[FRAGMENTO SELECCIONADO]
MIRANDO AL CIELO
Hay días en que es mejor mirar al cielo. Tender la vista hacia el horizonte infinito y contemplar ese azul implacable que nos cura de las heridas y nos revitaliza por dentro. Es mucho mejor mirar al cielo que inclinar las pupilas hacia las miserias cotidianas. Hay tanta desolación en nuestro entorno, tanta miseria, tanta incertidumbre, que la contemplación de las montañas de la sierra en esta mañana dominical puede ser incluso algo terapéutico.

[Entradas de datos guardadas]
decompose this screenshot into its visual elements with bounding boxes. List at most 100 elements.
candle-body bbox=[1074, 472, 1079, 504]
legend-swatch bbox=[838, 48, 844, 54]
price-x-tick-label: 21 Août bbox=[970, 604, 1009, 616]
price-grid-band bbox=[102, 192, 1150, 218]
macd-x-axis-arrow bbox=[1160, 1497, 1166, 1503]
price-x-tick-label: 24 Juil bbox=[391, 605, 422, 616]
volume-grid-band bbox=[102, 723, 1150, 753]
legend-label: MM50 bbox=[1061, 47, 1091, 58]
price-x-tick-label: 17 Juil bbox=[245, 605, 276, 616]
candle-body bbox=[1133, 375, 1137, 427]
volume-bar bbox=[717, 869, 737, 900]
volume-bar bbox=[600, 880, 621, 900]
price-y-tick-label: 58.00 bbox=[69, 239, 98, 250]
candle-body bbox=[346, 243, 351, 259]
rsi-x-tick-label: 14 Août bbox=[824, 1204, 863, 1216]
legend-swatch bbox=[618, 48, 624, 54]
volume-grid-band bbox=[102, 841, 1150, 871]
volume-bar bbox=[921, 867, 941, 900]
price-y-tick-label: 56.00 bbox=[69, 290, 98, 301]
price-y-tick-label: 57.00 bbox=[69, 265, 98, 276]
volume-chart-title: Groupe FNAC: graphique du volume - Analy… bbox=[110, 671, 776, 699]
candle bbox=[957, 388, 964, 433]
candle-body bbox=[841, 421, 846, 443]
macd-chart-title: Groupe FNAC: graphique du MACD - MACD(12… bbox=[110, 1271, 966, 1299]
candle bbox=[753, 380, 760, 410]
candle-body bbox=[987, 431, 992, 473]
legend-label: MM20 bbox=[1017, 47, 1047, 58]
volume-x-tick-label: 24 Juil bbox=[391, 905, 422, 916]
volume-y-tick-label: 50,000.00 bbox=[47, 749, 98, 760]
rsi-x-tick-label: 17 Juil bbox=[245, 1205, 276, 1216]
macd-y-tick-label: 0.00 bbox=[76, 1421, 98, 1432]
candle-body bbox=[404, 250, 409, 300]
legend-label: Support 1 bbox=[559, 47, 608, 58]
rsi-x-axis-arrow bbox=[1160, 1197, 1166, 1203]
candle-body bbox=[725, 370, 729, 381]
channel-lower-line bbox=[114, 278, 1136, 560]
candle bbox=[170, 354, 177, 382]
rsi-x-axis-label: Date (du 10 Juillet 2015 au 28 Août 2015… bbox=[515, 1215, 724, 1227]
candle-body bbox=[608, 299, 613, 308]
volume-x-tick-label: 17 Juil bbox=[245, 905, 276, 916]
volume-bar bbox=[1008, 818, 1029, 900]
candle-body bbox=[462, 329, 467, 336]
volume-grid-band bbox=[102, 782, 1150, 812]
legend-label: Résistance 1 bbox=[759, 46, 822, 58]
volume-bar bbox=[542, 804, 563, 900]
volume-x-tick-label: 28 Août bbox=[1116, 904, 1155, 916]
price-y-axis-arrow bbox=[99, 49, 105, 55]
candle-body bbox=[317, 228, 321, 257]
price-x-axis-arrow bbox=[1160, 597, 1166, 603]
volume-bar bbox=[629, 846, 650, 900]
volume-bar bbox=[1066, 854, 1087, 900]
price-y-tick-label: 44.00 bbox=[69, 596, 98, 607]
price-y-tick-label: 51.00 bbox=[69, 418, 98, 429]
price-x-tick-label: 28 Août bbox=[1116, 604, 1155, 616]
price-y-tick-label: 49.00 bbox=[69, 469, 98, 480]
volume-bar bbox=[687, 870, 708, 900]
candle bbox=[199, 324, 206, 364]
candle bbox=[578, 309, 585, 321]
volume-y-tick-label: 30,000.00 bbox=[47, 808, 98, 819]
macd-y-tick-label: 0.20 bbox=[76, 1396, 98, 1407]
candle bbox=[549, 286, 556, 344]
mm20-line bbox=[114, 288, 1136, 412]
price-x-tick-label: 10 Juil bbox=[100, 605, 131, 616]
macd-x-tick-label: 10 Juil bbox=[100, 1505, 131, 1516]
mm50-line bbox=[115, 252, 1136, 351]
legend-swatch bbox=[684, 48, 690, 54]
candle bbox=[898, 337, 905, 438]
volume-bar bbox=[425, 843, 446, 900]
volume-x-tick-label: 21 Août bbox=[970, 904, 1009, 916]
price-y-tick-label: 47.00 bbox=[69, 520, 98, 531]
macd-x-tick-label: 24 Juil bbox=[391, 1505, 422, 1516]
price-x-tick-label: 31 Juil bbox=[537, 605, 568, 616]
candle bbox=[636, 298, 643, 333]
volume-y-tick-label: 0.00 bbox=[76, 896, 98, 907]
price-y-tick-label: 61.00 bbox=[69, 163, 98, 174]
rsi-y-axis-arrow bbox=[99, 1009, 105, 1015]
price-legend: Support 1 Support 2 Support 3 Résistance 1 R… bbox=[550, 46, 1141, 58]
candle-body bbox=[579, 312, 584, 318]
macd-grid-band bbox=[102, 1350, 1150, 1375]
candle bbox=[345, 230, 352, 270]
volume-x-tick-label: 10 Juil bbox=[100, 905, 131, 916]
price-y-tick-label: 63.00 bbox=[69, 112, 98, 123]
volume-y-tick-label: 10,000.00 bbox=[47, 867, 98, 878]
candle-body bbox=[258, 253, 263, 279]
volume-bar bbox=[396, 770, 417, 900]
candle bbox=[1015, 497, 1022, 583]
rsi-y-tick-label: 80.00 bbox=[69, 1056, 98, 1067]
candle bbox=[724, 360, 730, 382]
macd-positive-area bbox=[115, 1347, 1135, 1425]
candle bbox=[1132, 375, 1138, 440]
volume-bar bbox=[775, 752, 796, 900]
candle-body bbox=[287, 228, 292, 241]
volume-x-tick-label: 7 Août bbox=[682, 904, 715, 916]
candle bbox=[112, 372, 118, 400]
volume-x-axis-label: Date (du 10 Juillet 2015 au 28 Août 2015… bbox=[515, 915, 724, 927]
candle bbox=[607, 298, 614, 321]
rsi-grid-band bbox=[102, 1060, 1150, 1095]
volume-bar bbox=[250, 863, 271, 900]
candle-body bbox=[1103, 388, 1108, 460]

[INSTRUCCIONES DE TAREAS]
1. Según el fragmento sobre mirar al cielo, ¿por qué es mejor mirar al cielo que fijarse en las miserias cotidianas? Responde en una a tres oraciones.
2. Reproduce literalmente todo lo que va desde "MIRANDO AL CIELO" hasta "incluso algo terapéutico." en el fragmento sobre mirar al cielo.
3. Enumera todo aquello de lo que, según el fragmento sobre mirar al cielo, hay tanto en nuestro entorno.

[RESPUESTAS ESCRITAS]
1. Contemplar el azul del cielo nos cura de las heridas y nos revitaliza por dentro. Además, en nuestro entorno hay tanta desolación, tanta miseria y tanta incertidumbre que contemplar las montañas de la sierra puede resultar incluso terapéutico.

2.
MIRANDO AL CIELO
Hay días en que es mejor mirar al cielo. Tender la vista hacia el horizonte infinito y contemplar ese azul implacable que nos cura de las heridas y nos revitaliza por dentro. Es mucho mejor mirar al cielo que inclinar las pupilas hacia las miserias cotidianas. Hay tanta desolación en nuestro entorno, tanta miseria, tanta incertidumbre, que la contemplación de las montañas de la sierra en esta mañana dominical puede ser incluso algo terapéutico.

3.
- Desolación
- Miseria
- Incertidumbre